STATED GOAL - Each of the entries should be retyped precisely as it appears.

-- begin DATA LISTING --

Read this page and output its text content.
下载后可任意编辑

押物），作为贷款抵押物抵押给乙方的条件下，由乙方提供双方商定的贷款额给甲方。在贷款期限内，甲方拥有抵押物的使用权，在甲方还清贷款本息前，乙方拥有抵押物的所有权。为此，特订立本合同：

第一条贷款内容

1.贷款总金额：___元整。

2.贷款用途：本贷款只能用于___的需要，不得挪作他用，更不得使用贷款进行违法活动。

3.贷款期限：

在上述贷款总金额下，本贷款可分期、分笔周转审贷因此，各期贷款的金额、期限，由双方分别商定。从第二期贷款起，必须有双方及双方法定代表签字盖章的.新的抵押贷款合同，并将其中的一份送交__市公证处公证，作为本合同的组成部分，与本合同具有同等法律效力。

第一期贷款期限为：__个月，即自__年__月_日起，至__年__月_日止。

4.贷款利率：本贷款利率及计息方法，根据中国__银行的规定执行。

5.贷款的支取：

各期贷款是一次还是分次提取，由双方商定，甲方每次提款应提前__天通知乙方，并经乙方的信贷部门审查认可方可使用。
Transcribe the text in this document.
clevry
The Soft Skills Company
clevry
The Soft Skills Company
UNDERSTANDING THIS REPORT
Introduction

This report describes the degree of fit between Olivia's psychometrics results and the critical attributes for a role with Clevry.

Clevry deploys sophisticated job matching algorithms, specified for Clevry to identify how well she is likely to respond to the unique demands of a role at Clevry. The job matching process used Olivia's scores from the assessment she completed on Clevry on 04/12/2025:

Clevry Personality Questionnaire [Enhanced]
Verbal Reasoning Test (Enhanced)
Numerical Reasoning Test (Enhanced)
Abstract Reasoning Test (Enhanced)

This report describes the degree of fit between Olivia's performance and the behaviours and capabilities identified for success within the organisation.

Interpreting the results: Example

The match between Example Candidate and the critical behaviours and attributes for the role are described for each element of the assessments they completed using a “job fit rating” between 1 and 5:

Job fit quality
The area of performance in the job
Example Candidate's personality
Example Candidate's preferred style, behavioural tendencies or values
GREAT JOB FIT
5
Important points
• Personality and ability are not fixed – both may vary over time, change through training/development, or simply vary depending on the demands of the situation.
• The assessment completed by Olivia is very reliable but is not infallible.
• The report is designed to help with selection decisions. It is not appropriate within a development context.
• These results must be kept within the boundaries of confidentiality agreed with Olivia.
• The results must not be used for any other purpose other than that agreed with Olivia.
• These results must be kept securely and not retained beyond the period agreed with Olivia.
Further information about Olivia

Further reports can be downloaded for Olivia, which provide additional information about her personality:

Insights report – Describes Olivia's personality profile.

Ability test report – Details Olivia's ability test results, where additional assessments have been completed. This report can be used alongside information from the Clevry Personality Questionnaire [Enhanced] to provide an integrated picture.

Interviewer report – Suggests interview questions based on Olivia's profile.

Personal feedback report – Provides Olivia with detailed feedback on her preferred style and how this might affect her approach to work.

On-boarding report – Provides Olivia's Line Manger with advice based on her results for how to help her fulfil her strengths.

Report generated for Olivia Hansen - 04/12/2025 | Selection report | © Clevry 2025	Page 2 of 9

-- end DATA LISTING --

RESULT OF THIS EXERCISE -
Read this page and output its text content.
下载后可任意编辑

押物），作为贷款抵押物抵押给乙方的条件下，由乙方提供双方商定的贷款额给甲方。在贷款期限内，甲方拥有抵押物的使用权，在甲方还清贷款本息前，乙方拥有抵押物的所有权。为此，特订立本合同：

第一条贷款内容

1.贷款总金额：___元整。

2.贷款用途：本贷款只能用于___的需要，不得挪作他用，更不得使用贷款进行违法活动。

3.贷款期限：

在上述贷款总金额下，本贷款可分期、分笔周转审贷因此，各期贷款的金额、期限，由双方分别商定。从第二期贷款起，必须有双方及双方法定代表签字盖章的.新的抵押贷款合同，并将其中的一份送交__市公证处公证，作为本合同的组成部分，与本合同具有同等法律效力。

第一期贷款期限为：__个月，即自__年__月_日起，至__年__月_日止。

4.贷款利率：本贷款利率及计息方法，根据中国__银行的规定执行。

5.贷款的支取：

各期贷款是一次还是分次提取，由双方商定，甲方每次提款应提前__天通知乙方，并经乙方的信贷部门审查认可方可使用。
Transcribe the text in this document.
clevry
The Soft Skills Company
clevry
The Soft Skills Company
UNDERSTANDING THIS REPORT
Introduction

This report describes the degree of fit between Olivia's psychometrics results and the critical attributes for a role with Clevry.

Clevry deploys sophisticated job matching algorithms, specified for Clevry to identify how well she is likely to respond to the unique demands of a role at Clevry. The job matching process used Olivia's scores from the assessment she completed on Clevry on 04/12/2025:

Clevry Personality Questionnaire [Enhanced]
Verbal Reasoning Test (Enhanced)
Numerical Reasoning Test (Enhanced)
Abstract Reasoning Test (Enhanced)

This report describes the degree of fit between Olivia's performance and the behaviours and capabilities identified for success within the organisation.

Interpreting the results: Example

The match between Example Candidate and the critical behaviours and attributes for the role are described for each element of the assessments they completed using a “job fit rating” between 1 and 5:

Job fit quality
The area of performance in the job
Example Candidate's personality
Example Candidate's preferred style, behavioural tendencies or values
GREAT JOB FIT
5
Important points
• Personality and ability are not fixed – both may vary over time, change through training/development, or simply vary depending on the demands of the situation.
• The assessment completed by Olivia is very reliable but is not infallible.
• The report is designed to help with selection decisions. It is not appropriate within a development context.
• These results must be kept within the boundaries of confidentiality agreed with Olivia.
• The results must not be used for any other purpose other than that agreed with Olivia.
• These results must be kept securely and not retained beyond the period agreed with Olivia.
Further information about Olivia

Further reports can be downloaded for Olivia, which provide additional information about her personality:

Insights report – Describes Olivia's personality profile.

Ability test report – Details Olivia's ability test results, where additional assessments have been completed. This report can be used alongside information from the Clevry Personality Questionnaire [Enhanced] to provide an integrated picture.

Interviewer report – Suggests interview questions based on Olivia's profile.

Personal feedback report – Provides Olivia with detailed feedback on her preferred style and how this might affect her approach to work.

On-boarding report – Provides Olivia's Line Manger with advice based on her results for how to help her fulfil her strengths.

Report generated for Olivia Hansen - 04/12/2025 | Selection report | © Clevry 2025	Page 2 of 9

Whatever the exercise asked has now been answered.